TASK TO COMPLETE => Look through the material and copy each line holding "pfile".

· · ·

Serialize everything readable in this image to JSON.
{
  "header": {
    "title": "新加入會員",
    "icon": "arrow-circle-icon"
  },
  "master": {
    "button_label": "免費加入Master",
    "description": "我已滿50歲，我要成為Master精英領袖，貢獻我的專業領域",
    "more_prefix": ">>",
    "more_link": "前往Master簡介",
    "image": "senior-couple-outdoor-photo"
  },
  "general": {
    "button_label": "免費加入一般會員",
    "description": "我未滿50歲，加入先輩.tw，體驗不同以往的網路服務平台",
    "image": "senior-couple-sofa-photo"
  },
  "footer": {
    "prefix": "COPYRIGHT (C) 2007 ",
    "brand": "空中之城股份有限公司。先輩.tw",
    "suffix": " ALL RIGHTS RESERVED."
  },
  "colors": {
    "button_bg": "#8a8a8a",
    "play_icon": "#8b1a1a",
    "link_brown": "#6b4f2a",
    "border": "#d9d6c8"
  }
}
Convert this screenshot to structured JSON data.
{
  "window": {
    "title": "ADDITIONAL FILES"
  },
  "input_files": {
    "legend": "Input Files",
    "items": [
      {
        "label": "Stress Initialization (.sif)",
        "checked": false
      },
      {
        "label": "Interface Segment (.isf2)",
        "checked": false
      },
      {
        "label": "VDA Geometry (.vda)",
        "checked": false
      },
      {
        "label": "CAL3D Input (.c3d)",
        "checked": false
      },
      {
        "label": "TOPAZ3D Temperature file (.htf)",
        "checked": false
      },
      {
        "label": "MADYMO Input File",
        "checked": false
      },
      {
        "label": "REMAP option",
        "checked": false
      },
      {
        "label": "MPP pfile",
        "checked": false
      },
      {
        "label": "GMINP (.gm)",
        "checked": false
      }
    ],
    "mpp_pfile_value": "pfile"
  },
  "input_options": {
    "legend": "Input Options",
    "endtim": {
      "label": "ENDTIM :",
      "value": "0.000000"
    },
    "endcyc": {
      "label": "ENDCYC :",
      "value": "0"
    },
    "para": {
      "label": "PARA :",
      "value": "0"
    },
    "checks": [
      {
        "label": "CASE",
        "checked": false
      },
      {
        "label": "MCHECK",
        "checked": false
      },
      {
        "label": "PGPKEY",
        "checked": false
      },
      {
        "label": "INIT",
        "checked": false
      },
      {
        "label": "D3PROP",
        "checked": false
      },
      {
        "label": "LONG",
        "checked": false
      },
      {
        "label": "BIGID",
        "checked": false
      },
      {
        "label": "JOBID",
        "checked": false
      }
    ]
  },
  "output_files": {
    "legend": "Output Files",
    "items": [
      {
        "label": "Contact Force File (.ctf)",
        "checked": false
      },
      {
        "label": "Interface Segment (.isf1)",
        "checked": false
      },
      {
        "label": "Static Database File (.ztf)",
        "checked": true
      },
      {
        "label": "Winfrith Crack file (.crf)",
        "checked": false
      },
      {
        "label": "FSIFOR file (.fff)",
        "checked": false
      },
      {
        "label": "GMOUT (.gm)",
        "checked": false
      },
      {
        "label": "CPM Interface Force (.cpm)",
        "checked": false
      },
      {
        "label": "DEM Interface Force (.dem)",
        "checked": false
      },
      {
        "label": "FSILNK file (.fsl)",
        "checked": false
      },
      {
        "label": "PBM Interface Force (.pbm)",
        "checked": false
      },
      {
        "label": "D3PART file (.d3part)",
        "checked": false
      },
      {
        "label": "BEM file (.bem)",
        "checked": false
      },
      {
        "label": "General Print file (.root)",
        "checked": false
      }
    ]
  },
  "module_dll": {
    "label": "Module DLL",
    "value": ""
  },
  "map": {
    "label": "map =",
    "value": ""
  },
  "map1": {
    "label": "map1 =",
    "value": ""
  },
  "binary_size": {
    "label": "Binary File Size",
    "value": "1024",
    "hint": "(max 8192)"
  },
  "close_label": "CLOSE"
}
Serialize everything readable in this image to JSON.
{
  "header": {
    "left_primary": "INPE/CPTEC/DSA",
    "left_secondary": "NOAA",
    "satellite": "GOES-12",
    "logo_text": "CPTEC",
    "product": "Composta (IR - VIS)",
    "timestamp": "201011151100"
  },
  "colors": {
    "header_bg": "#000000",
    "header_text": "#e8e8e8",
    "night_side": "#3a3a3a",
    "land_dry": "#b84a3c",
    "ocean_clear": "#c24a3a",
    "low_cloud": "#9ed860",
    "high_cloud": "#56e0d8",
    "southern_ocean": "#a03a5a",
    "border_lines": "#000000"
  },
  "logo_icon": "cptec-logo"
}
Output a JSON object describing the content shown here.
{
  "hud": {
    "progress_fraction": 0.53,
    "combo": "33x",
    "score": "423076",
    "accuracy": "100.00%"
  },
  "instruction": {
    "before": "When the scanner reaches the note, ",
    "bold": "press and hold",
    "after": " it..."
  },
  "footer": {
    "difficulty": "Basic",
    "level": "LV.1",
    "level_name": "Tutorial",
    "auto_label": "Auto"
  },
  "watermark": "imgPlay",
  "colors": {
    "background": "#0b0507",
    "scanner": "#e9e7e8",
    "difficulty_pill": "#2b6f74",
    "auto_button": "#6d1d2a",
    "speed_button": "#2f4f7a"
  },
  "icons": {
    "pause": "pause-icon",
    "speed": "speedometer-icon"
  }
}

· · ·

COMPLETE ANSWER =>
        "label": "MPP pfile",
    "mpp_pfile_value": "pfile"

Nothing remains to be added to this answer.